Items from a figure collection
· · · · · · ·
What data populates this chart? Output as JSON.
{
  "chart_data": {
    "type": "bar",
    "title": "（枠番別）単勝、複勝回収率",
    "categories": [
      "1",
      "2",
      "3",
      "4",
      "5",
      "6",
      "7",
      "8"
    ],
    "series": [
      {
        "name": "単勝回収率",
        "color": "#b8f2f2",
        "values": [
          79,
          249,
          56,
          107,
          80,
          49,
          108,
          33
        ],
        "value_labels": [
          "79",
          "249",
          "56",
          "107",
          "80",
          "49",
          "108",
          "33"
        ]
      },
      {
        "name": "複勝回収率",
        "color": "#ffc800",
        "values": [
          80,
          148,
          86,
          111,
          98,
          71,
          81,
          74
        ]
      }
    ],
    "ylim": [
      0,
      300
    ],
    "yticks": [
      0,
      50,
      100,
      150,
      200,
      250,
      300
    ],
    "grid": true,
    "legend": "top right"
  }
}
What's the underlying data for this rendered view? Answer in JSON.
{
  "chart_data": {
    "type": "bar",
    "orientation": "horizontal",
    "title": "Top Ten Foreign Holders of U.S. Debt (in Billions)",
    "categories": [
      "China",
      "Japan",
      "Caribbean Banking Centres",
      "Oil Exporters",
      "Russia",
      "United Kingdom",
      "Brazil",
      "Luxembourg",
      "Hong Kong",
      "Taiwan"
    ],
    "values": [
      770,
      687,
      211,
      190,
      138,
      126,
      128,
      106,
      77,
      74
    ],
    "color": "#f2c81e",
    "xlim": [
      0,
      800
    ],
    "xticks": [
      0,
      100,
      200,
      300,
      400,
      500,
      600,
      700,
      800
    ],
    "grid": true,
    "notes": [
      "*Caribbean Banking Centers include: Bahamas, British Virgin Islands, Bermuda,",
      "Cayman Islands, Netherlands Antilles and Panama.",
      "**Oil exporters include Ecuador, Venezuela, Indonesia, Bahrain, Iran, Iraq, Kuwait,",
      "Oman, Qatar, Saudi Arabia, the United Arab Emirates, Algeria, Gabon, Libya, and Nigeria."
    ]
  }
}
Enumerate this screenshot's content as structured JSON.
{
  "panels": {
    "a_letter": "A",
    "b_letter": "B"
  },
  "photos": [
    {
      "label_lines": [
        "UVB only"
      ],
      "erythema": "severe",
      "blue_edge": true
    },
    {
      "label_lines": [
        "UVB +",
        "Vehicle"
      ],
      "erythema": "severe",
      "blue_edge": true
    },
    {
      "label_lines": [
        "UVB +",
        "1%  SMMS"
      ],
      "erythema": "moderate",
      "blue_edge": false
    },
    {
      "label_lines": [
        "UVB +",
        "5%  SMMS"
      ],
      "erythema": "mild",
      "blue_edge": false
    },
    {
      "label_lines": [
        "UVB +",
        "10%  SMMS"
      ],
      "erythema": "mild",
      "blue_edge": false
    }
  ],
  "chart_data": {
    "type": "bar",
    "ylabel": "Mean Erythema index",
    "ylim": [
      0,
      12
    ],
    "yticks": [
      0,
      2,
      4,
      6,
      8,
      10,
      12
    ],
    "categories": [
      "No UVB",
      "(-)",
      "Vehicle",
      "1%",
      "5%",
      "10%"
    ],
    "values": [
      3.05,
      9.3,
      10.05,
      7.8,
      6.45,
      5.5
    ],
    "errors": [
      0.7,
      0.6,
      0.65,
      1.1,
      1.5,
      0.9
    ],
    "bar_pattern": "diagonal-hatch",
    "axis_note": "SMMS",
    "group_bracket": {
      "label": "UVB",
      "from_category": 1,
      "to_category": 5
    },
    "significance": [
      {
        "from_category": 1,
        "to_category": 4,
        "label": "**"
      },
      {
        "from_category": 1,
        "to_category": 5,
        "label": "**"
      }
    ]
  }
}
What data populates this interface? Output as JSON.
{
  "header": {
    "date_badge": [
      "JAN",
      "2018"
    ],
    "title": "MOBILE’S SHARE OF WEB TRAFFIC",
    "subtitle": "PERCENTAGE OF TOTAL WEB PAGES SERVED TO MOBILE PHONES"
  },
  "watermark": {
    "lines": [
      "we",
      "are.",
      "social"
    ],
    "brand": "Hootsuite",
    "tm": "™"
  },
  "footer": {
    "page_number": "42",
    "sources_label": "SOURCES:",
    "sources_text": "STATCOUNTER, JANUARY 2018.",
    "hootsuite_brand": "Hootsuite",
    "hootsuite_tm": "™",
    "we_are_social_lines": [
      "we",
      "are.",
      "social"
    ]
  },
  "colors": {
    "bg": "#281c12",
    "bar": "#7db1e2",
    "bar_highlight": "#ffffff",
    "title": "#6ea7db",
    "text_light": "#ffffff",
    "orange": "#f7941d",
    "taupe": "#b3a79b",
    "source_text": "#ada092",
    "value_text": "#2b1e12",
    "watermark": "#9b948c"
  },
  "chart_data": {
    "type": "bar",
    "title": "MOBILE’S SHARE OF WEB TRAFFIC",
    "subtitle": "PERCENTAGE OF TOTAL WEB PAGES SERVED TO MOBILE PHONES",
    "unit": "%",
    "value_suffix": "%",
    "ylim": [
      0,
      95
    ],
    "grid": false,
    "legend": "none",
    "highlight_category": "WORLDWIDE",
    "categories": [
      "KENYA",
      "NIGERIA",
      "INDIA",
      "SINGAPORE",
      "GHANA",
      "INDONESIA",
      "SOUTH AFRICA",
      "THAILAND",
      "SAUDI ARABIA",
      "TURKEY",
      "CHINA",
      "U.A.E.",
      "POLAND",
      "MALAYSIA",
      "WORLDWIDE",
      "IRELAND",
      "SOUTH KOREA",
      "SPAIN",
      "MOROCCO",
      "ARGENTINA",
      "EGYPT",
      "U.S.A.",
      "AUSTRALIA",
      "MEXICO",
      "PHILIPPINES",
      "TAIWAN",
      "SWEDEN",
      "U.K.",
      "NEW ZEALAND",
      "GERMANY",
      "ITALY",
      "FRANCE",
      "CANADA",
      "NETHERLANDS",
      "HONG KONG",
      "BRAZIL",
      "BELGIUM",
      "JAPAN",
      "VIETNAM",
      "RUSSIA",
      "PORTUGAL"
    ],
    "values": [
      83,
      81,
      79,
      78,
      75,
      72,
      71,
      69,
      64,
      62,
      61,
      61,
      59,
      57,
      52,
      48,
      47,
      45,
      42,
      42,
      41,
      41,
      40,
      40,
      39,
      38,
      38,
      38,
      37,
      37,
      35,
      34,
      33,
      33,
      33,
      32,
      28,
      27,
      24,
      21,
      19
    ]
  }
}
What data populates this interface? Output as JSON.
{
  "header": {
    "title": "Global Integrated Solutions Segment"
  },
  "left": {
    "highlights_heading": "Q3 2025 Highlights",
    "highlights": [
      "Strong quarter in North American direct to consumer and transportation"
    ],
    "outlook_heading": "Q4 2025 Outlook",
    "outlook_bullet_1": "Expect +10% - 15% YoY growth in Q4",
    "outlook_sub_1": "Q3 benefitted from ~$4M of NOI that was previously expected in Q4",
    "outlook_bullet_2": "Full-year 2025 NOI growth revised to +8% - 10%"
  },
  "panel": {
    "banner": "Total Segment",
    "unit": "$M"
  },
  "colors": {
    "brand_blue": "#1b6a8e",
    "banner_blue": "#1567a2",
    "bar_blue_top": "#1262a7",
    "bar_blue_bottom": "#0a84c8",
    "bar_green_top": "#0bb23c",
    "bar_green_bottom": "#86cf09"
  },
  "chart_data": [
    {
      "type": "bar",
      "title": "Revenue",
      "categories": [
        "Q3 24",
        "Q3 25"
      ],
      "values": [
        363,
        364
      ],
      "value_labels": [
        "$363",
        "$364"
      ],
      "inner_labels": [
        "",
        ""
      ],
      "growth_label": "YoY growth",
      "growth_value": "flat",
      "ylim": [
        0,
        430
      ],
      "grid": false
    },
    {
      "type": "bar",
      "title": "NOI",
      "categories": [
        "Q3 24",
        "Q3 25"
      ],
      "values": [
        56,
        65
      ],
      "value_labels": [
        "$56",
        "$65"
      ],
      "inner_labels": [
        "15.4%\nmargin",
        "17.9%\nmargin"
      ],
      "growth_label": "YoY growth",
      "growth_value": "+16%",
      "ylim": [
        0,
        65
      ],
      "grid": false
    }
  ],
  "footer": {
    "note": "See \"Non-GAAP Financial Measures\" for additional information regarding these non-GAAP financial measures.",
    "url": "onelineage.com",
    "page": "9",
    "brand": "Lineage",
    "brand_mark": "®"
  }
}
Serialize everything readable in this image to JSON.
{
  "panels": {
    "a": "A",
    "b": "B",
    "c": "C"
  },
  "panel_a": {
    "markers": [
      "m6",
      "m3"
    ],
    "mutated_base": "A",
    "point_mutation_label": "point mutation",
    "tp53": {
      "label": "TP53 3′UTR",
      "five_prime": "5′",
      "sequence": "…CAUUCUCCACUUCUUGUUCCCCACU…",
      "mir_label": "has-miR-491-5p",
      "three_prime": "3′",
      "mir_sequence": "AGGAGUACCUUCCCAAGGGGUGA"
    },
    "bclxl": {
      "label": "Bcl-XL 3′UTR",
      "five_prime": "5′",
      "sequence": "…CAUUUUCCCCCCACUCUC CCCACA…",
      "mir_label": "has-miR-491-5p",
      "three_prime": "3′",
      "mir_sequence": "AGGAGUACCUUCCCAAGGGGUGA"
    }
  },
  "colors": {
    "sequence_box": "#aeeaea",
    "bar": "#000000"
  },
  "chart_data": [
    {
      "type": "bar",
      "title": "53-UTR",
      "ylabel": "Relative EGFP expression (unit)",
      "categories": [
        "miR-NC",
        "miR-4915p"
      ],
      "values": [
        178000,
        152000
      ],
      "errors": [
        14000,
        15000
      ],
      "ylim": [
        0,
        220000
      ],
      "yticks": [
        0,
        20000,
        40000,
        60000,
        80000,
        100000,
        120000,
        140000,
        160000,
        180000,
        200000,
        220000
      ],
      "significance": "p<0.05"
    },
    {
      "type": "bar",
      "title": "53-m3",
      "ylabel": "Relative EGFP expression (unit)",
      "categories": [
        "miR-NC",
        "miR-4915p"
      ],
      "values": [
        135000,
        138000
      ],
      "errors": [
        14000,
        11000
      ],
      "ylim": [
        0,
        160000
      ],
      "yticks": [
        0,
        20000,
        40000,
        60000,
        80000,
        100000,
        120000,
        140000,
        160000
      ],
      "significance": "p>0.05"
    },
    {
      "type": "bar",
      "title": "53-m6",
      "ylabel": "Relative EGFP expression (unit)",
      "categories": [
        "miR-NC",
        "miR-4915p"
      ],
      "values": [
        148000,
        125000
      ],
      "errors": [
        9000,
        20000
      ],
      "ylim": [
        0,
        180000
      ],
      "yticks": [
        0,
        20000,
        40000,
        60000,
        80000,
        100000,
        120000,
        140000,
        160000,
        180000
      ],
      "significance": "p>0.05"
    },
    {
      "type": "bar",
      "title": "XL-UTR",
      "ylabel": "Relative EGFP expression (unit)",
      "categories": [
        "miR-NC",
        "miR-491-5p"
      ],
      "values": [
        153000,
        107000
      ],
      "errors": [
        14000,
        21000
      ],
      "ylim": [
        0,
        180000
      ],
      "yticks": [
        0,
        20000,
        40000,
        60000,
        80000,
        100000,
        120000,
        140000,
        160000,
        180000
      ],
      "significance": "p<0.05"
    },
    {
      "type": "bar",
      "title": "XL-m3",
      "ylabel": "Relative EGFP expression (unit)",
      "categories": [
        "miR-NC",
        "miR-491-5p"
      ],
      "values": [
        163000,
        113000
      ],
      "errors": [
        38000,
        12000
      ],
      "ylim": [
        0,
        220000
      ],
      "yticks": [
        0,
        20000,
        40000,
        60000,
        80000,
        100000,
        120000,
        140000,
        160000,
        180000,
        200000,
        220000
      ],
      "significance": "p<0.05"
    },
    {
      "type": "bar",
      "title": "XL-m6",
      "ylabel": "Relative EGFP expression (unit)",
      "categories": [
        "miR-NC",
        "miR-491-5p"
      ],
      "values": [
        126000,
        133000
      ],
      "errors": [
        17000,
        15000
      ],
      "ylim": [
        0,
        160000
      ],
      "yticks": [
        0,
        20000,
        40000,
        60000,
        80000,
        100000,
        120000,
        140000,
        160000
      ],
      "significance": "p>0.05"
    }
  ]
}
· · · · · · ·
§ **EXERCISE BRIEF**: Filter the listing above by the word "this"; copy each line that passes.

§ **THE COMPLETED TASK**:
What data populates this chart? Output as JSON.
What's the underlying data for this rendered view? Answer in JSON.
Enumerate this screenshot's content as structured JSON.
What data populates this interface? Output as JSON.
What data populates this interface? Output as JSON.
Serialize everything readable in this image to JSON.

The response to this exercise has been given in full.